What needs to be done: Take the data below and repeat it exactly.

Records to process:
════════════════════

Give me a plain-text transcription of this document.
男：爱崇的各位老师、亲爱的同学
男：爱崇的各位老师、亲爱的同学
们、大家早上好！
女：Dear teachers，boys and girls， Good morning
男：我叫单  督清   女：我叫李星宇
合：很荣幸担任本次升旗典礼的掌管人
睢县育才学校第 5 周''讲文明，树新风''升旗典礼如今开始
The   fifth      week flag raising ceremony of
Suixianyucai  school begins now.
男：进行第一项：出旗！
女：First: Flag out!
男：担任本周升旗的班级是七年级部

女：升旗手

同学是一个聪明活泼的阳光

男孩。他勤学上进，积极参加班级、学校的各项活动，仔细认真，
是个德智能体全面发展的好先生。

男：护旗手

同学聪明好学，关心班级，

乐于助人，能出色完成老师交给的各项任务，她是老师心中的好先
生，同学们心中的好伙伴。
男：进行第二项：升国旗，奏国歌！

════════════════════

Task result:
Give me a plain-text transcription of this document.
男：爱崇的各位老师、亲爱的同学
男：爱崇的各位老师、亲爱的同学
们、大家早上好！
女：Dear teachers，boys and girls， Good morning
男：我叫单  督清   女：我叫李星宇
合：很荣幸担任本次升旗典礼的掌管人
睢县育才学校第 5 周''讲文明，树新风''升旗典礼如今开始
The   fifth      week flag raising ceremony of
Suixianyucai  school begins now.
男：进行第一项：出旗！
女：First: Flag out!
男：担任本周升旗的班级是七年级部

女：升旗手

同学是一个聪明活泼的阳光

男孩。他勤学上进，积极参加班级、学校的各项活动，仔细认真，
是个德智能体全面发展的好先生。

男：护旗手

同学聪明好学，关心班级，

乐于助人，能出色完成老师交给的各项任务，她是老师心中的好先
生，同学们心中的好伙伴。
男：进行第二项：升国旗，奏国歌！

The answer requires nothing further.